== Task description ==
The whole listing should be written out again exactly.

== Listed records ==
——

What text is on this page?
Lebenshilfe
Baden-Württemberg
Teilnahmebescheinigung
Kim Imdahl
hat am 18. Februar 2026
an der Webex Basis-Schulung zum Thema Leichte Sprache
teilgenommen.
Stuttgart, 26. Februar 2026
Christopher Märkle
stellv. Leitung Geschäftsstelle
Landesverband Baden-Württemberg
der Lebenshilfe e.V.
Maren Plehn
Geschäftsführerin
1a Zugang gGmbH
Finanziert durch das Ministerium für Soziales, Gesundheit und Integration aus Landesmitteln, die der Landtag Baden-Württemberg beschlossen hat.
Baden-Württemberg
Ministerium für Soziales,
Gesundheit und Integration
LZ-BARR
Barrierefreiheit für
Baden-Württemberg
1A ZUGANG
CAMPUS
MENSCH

——

== Written response ==
What text is on this page?
Lebenshilfe
Baden-Württemberg
Teilnahmebescheinigung
Kim Imdahl
hat am 18. Februar 2026
an der Webex Basis-Schulung zum Thema Leichte Sprache
teilgenommen.
Stuttgart, 26. Februar 2026
Christopher Märkle
stellv. Leitung Geschäftsstelle
Landesverband Baden-Württemberg
der Lebenshilfe e.V.
Maren Plehn
Geschäftsführerin
1a Zugang gGmbH
Finanziert durch das Ministerium für Soziales, Gesundheit und Integration aus Landesmitteln, die der Landtag Baden-Württemberg beschlossen hat.
Baden-Württemberg
Ministerium für Soziales,
Gesundheit und Integration
LZ-BARR
Barrierefreiheit für
Baden-Württemberg
1A ZUGANG
CAMPUS
MENSCH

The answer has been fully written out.